• Tasks for this exercise:
1. Answer these questions using the text on assembly language, one answer a line, marked like the questions:
(a) What does assembly language use to represent CPU instructions?
(b) Which three things does mastery of assembly equip professionals to do?
(c) What does CISC stand for?
2. Please continue the text on assembly language from its last line, keeping the same style.

• Text excerpt:
Understanding Assembly
Assembly language is a low-level programming language that closely corresponds to machine code, using mnemonics to represent CPU instructions. It provides direct control over hardware and memory, making it essential for tasks requiring granular analysis and manipulation. Assembly language is foundational for cybersecurity because it enables deep introspection and manipulation of software behavior. Mastery of assembly equips professionals to reverse engineer binaries, dissect malware, and develop exploits, bridging the gap between high-level abstractions and hardware-level execution. This low-level expertise is crucial for both defending systems and understanding adversary tactics.
x86
CISC (Complex Instruction Set Computer)

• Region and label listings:

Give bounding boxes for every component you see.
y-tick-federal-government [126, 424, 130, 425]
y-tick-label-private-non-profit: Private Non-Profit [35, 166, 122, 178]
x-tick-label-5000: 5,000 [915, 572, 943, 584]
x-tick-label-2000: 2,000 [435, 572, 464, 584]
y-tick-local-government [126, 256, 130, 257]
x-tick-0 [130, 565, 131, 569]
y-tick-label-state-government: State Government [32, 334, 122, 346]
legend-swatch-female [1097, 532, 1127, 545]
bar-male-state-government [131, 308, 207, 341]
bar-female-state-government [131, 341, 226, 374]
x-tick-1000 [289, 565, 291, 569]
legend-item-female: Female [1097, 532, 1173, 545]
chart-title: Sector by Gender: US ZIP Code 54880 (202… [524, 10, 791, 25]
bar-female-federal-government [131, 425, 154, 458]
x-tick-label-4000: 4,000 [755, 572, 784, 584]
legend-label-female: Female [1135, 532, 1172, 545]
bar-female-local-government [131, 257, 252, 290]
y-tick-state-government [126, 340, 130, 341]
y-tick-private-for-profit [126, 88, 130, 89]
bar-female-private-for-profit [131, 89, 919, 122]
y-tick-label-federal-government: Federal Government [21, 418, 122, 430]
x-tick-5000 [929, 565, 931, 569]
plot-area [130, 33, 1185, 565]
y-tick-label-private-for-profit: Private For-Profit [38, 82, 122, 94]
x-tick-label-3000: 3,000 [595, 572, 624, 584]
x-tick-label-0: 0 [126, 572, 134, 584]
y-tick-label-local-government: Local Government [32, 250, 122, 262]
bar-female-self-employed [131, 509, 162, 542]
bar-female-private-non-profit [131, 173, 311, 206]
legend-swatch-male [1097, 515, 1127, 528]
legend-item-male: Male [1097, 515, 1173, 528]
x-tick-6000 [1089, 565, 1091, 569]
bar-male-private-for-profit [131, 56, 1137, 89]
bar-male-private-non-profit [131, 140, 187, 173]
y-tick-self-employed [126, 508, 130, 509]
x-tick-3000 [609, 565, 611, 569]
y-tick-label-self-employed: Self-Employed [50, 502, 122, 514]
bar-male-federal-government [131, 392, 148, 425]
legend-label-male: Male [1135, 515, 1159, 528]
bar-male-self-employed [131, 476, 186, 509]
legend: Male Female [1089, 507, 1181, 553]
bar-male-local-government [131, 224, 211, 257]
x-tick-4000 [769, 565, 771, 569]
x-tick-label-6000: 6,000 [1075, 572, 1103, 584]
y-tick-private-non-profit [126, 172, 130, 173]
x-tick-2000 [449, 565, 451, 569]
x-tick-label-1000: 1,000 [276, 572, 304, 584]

• Answers per task:
1.
(a) Mnemonics
(b) Reverse engineer binaries, dissect malware, and develop exploits
(c) Complex Instruction Set Computer

2.
Here is a really good explanation of registers, instructions, stack and calling conventions:
https://www.cs.virginia.edu/~evans/cs216/guides/x86.html https://www.eecg.utoronto.ca/~amza/www.mindsec.com/files/x86regs.html https://sonictk.github.io/asm_tutorial/ https://github.com/sonictk/asm_tutorial/tree/master
CPU instructions to memory: MOV, PUSH, POP, LEA CPU instructions to I/O Devices: IN, INS, INB, OUT, OUTS, OUTB https://redirect.cs.umbc.edu/~cpatel2/links/310/slides/chap11_lect08_IO1.pdf
Registers:
General registers EAX EBX ECX EDX
Segment registers CS DS ES FS GS SS
Index and pointers ESI EDI EBP EIP ESP
Indicator EFLAGS
General registers
As the title says, general register are the one we use most of the time Most of the instructions perform on these registers. They all can be broken down into 16 and 8 bit registers.
32 bits : EAX EBX ECX EDX
16 bits : AX BX CX DX
8 bits : AH AL BH BL CH CL DH DL
The “H” and “L” suffix on the 8 bit registers stand for high byte and low byte. With this out of the way, let’s see their individual main use
EAX,AX,AH,AL : Called the Accumulator register.
It is used for I/O port access, arithmetic, interrupt calls,
etc...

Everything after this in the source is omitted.